_WORK TO BE COMPLETED_: Only the number is wanted: how many lines of these entries contain the word "disponibile"?

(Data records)
<<<<

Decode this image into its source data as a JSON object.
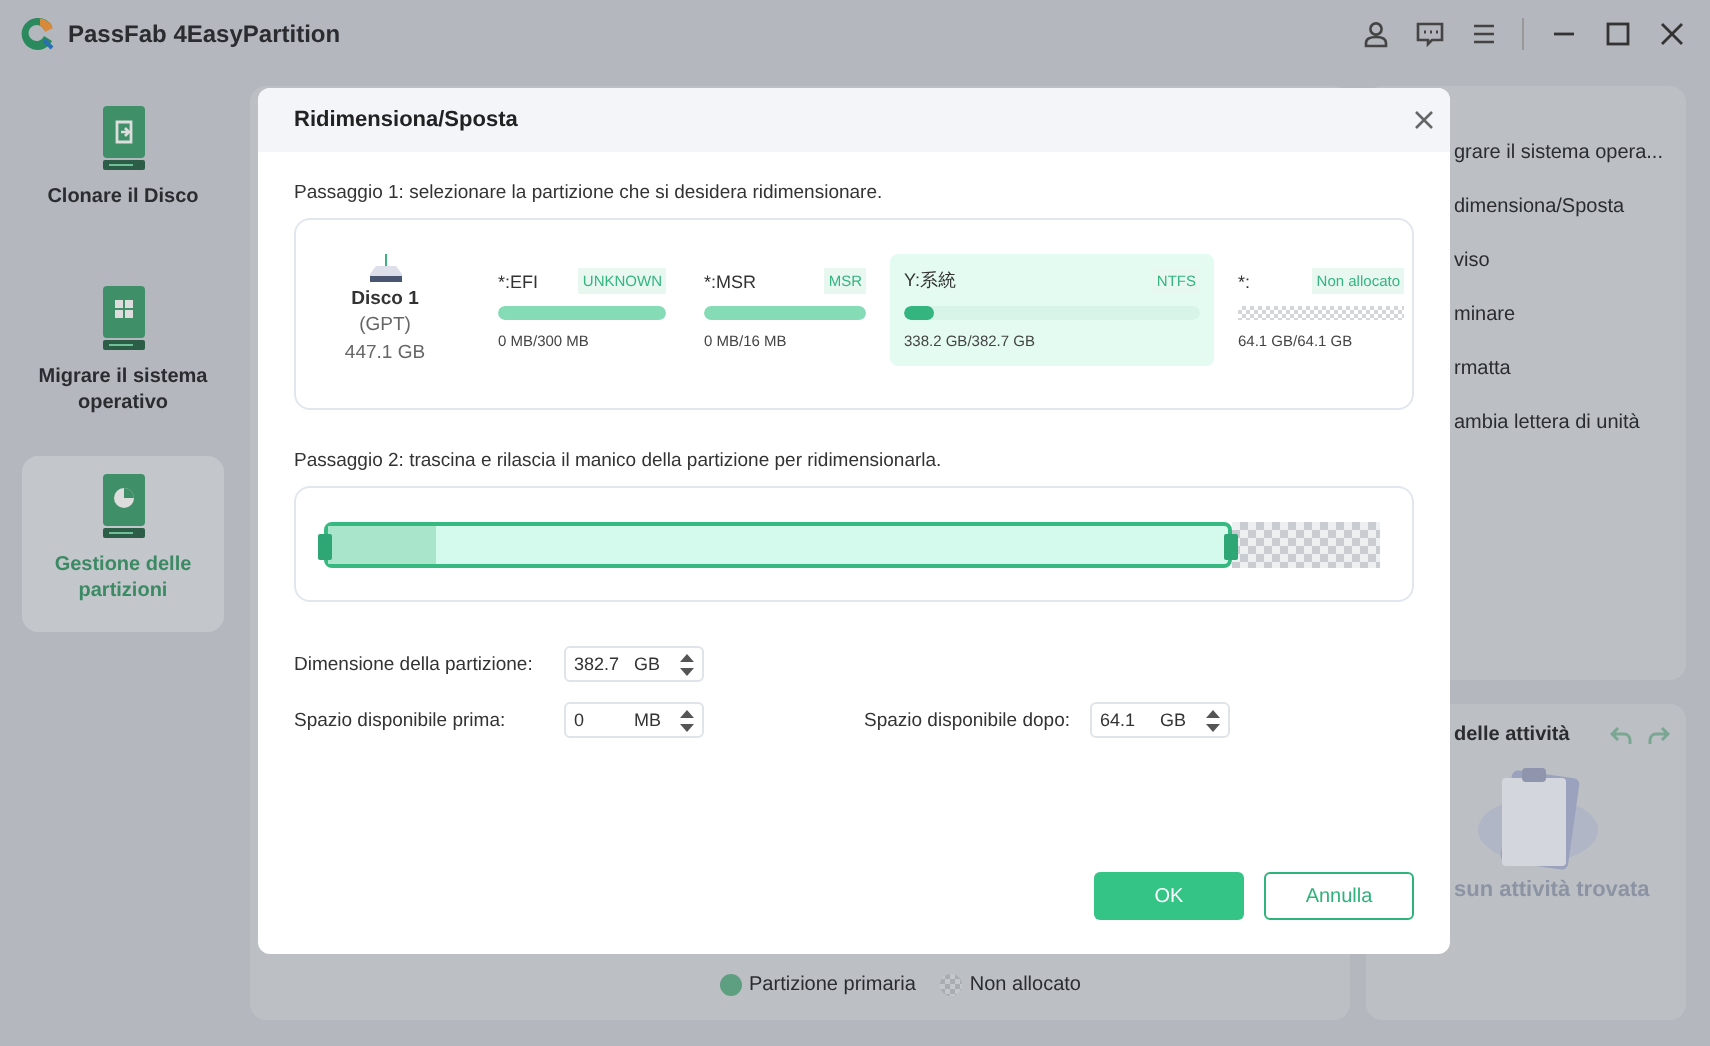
{
  "app": {
    "title": "PassFab 4EasyPartition"
  },
  "sidebar": [
    {
      "label": "Clonare il Disco",
      "kind": "clone",
      "selected": false
    },
    {
      "label": "Migrare il sistema operativo",
      "kind": "grid",
      "selected": false
    },
    {
      "label": "Gestione delle partizioni",
      "kind": "pie",
      "selected": true
    }
  ],
  "operations_menu": [
    "grare il sistema opera...",
    "dimensiona/Sposta",
    "viso",
    "minare",
    "rmatta",
    "ambia lettera di unità"
  ],
  "task_panel": {
    "title": "delle attività",
    "empty_text": "sun attività trovata"
  },
  "legend": [
    {
      "kind": "primary",
      "label": "Partizione primaria"
    },
    {
      "kind": "unallocated",
      "label": "Non allocato"
    }
  ],
  "dialog": {
    "title": "Ridimensiona/Sposta",
    "step1": "Passaggio 1: selezionare la partizione che si desidera ridimensionare.",
    "disk": {
      "name": "Disco 1",
      "style": "(GPT)",
      "size": "447.1 GB"
    },
    "partitions": [
      {
        "kind": "partition",
        "name": "*:EFI",
        "type": "UNKNOWN",
        "usage": "0 MB/300 MB",
        "level": 1,
        "selected": false
      },
      {
        "kind": "partition",
        "name": "*:MSR",
        "type": "MSR",
        "usage": "0 MB/16 MB",
        "level": 1,
        "selected": false
      },
      {
        "kind": "partition",
        "name": "Y:系統",
        "type": "NTFS",
        "usage": "338.2 GB/382.7 GB",
        "level": 0.1,
        "selected": true
      },
      {
        "kind": "unallocated",
        "name": "*:",
        "type": "Non allocato",
        "usage": "64.1 GB/64.1 GB",
        "selected": false
      }
    ],
    "step2": "Passaggio 2: trascina e rilascia il manico della partizione per ridimensionarla.",
    "resize_bar": {
      "level": 0.12
    },
    "fields": [
      {
        "label": "Dimensione della partizione:",
        "value": "382.7",
        "unit": "GB"
      },
      {
        "label": "Spazio disponibile prima:",
        "value": "0",
        "unit": "MB"
      },
      {
        "label": "Spazio disponibile dopo:",
        "value": "64.1",
        "unit": "GB"
      }
    ],
    "buttons": [
      {
        "kind": "primary",
        "label": "OK"
      },
      {
        "kind": "secondary",
        "label": "Annulla"
      }
    ]
  }
}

>>>>

_EXERCISE SOLUTION_: 2